▶ _Given request_: Reproduce every record below exactly as written, leaving out any pictures.

[Chart and figure data]
=====

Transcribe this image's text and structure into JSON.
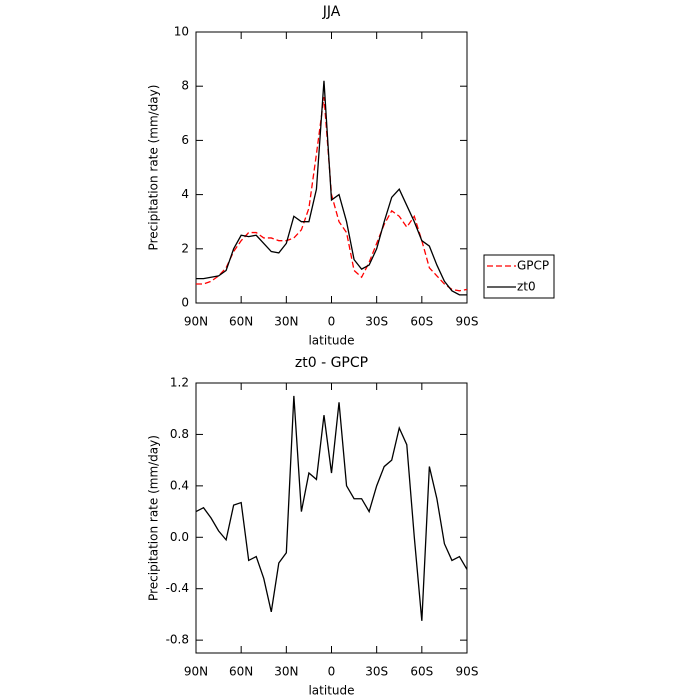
{
  "chart_data": [
    {
      "type": "line",
      "title": "JJA",
      "xlabel": "latitude",
      "ylabel": "Precipitation rate (mm/day)",
      "x": [
        90,
        85,
        80,
        75,
        70,
        65,
        60,
        55,
        50,
        45,
        40,
        35,
        30,
        25,
        20,
        15,
        10,
        5,
        0,
        -5,
        -10,
        -15,
        -20,
        -25,
        -30,
        -35,
        -40,
        -45,
        -50,
        -55,
        -60,
        -65,
        -70,
        -75,
        -80,
        -85,
        -90
      ],
      "series": [
        {
          "name": "GPCP",
          "color": "#ff0000",
          "line_style": "dashed",
          "values": [
            0.7,
            0.7,
            0.8,
            1.0,
            1.3,
            1.9,
            2.3,
            2.6,
            2.6,
            2.4,
            2.4,
            2.3,
            2.3,
            2.4,
            2.7,
            3.5,
            5.5,
            7.6,
            4.0,
            3.0,
            2.6,
            1.2,
            0.95,
            1.5,
            2.2,
            2.9,
            3.4,
            3.2,
            2.8,
            3.2,
            2.3,
            1.3,
            1.0,
            0.7,
            0.5,
            0.45,
            0.5
          ]
        },
        {
          "name": "zt0",
          "color": "#000000",
          "line_style": "solid",
          "values": [
            0.9,
            0.9,
            0.95,
            1.0,
            1.2,
            2.0,
            2.5,
            2.45,
            2.5,
            2.2,
            1.9,
            1.85,
            2.2,
            3.2,
            3.0,
            3.0,
            4.2,
            8.2,
            3.8,
            4.0,
            3.0,
            1.6,
            1.25,
            1.4,
            2.0,
            3.0,
            3.9,
            4.2,
            3.6,
            3.0,
            2.3,
            2.1,
            1.4,
            0.8,
            0.45,
            0.3,
            0.3
          ]
        }
      ],
      "xlim": [
        90,
        -90
      ],
      "ylim": [
        0,
        10
      ],
      "xticks": [
        {
          "value": 90,
          "label": "90N"
        },
        {
          "value": 60,
          "label": "60N"
        },
        {
          "value": 30,
          "label": "30N"
        },
        0,
        {
          "value": -30,
          "label": "30S"
        },
        {
          "value": -60,
          "label": "60S"
        },
        {
          "value": -90,
          "label": "90S"
        }
      ],
      "yticks": [
        0,
        2,
        4,
        6,
        8,
        10
      ],
      "legend": "right"
    },
    {
      "type": "line",
      "title": "zt0 - GPCP",
      "xlabel": "latitude",
      "ylabel": "Precipitation rate (mm/day)",
      "x": [
        90,
        85,
        80,
        75,
        70,
        65,
        60,
        55,
        50,
        45,
        40,
        35,
        30,
        25,
        20,
        15,
        10,
        5,
        0,
        -5,
        -10,
        -15,
        -20,
        -25,
        -30,
        -35,
        -40,
        -45,
        -50,
        -55,
        -60,
        -65,
        -70,
        -75,
        -80,
        -85,
        -90
      ],
      "color": "#000000",
      "values": [
        0.2,
        0.23,
        0.15,
        0.05,
        -0.02,
        0.25,
        0.27,
        -0.18,
        -0.15,
        -0.32,
        -0.58,
        -0.2,
        -0.12,
        1.1,
        0.2,
        0.5,
        0.45,
        0.95,
        0.5,
        1.05,
        0.4,
        0.3,
        0.3,
        0.2,
        0.4,
        0.55,
        0.6,
        0.85,
        0.72,
        0.0,
        -0.65,
        0.55,
        0.3,
        -0.05,
        -0.18,
        -0.15,
        -0.25
      ],
      "xlim": [
        90,
        -90
      ],
      "ylim": [
        -0.9,
        1.2
      ],
      "xticks": [
        {
          "value": 90,
          "label": "90N"
        },
        {
          "value": 60,
          "label": "60N"
        },
        {
          "value": 30,
          "label": "30N"
        },
        0,
        {
          "value": -30,
          "label": "30S"
        },
        {
          "value": -60,
          "label": "60S"
        },
        {
          "value": -90,
          "label": "90S"
        }
      ],
      "yticks": [
        {
          "value": -0.8,
          "label": "-0.8"
        },
        {
          "value": -0.4,
          "label": "-0.4"
        },
        {
          "value": 0,
          "label": "0.0"
        },
        {
          "value": 0.4,
          "label": "0.4"
        },
        {
          "value": 0.8,
          "label": "0.8"
        },
        {
          "value": 1.2,
          "label": "1.2"
        }
      ]
    }
  ]
}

=====

▶ _Response to the task_:
Transcribe this image's text and structure into JSON.
{
  "chart_data": [
    {
      "type": "line",
      "title": "JJA",
      "xlabel": "latitude",
      "ylabel": "Precipitation rate (mm/day)",
      "x": [
        90,
        85,
        80,
        75,
        70,
        65,
        60,
        55,
        50,
        45,
        40,
        35,
        30,
        25,
        20,
        15,
        10,
        5,
        0,
        -5,
        -10,
        -15,
        -20,
        -25,
        -30,
        -35,
        -40,
        -45,
        -50,
        -55,
        -60,
        -65,
        -70,
        -75,
        -80,
        -85,
        -90
      ],
      "series": [
        {
          "name": "GPCP",
          "color": "#ff0000",
          "line_style": "dashed",
          "values": [
            0.7,
            0.7,
            0.8,
            1.0,
            1.3,
            1.9,
            2.3,
            2.6,
            2.6,
            2.4,
            2.4,
            2.3,
            2.3,
            2.4,
            2.7,
            3.5,
            5.5,
            7.6,
            4.0,
            3.0,
            2.6,
            1.2,
            0.95,
            1.5,
            2.2,
            2.9,
            3.4,
            3.2,
            2.8,
            3.2,
            2.3,
            1.3,
            1.0,
            0.7,
            0.5,
            0.45,
            0.5
          ]
        },
        {
          "name": "zt0",
          "color": "#000000",
          "line_style": "solid",
          "values": [
            0.9,
            0.9,
            0.95,
            1.0,
            1.2,
            2.0,
            2.5,
            2.45,
            2.5,
            2.2,
            1.9,
            1.85,
            2.2,
            3.2,
            3.0,
            3.0,
            4.2,
            8.2,
            3.8,
            4.0,
            3.0,
            1.6,
            1.25,
            1.4,
            2.0,
            3.0,
            3.9,
            4.2,
            3.6,
            3.0,
            2.3,
            2.1,
            1.4,
            0.8,
            0.45,
            0.3,
            0.3
          ]
        }
      ],
      "xlim": [
        90,
        -90
      ],
      "ylim": [
        0,
        10
      ],
      "xticks": [
        {
          "value": 90,
          "label": "90N"
        },
        {
          "value": 60,
          "label": "60N"
        },
        {
          "value": 30,
          "label": "30N"
        },
        0,
        {
          "value": -30,
          "label": "30S"
        },
        {
          "value": -60,
          "label": "60S"
        },
        {
          "value": -90,
          "label": "90S"
        }
      ],
      "yticks": [
        0,
        2,
        4,
        6,
        8,
        10
      ],
      "legend": "right"
    },
    {
      "type": "line",
      "title": "zt0 - GPCP",
      "xlabel": "latitude",
      "ylabel": "Precipitation rate (mm/day)",
      "x": [
        90,
        85,
        80,
        75,
        70,
        65,
        60,
        55,
        50,
        45,
        40,
        35,
        30,
        25,
        20,
        15,
        10,
        5,
        0,
        -5,
        -10,
        -15,
        -20,
        -25,
        -30,
        -35,
        -40,
        -45,
        -50,
        -55,
        -60,
        -65,
        -70,
        -75,
        -80,
        -85,
        -90
      ],
      "color": "#000000",
      "values": [
        0.2,
        0.23,
        0.15,
        0.05,
        -0.02,
        0.25,
        0.27,
        -0.18,
        -0.15,
        -0.32,
        -0.58,
        -0.2,
        -0.12,
        1.1,
        0.2,
        0.5,
        0.45,
        0.95,
        0.5,
        1.05,
        0.4,
        0.3,
        0.3,
        0.2,
        0.4,
        0.55,
        0.6,
        0.85,
        0.72,
        0.0,
        -0.65,
        0.55,
        0.3,
        -0.05,
        -0.18,
        -0.15,
        -0.25
      ],
      "xlim": [
        90,
        -90
      ],
      "ylim": [
        -0.9,
        1.2
      ],
      "xticks": [
        {
          "value": 90,
          "label": "90N"
        },
        {
          "value": 60,
          "label": "60N"
        },
        {
          "value": 30,
          "label": "30N"
        },
        0,
        {
          "value": -30,
          "label": "30S"
        },
        {
          "value": -60,
          "label": "60S"
        },
        {
          "value": -90,
          "label": "90S"
        }
      ],
      "yticks": [
        {
          "value": -0.8,
          "label": "-0.8"
        },
        {
          "value": -0.4,
          "label": "-0.4"
        },
        {
          "value": 0,
          "label": "0.0"
        },
        {
          "value": 0.4,
          "label": "0.4"
        },
        {
          "value": 0.8,
          "label": "0.8"
        },
        {
          "value": 1.2,
          "label": "1.2"
        }
      ]
    }
  ]
}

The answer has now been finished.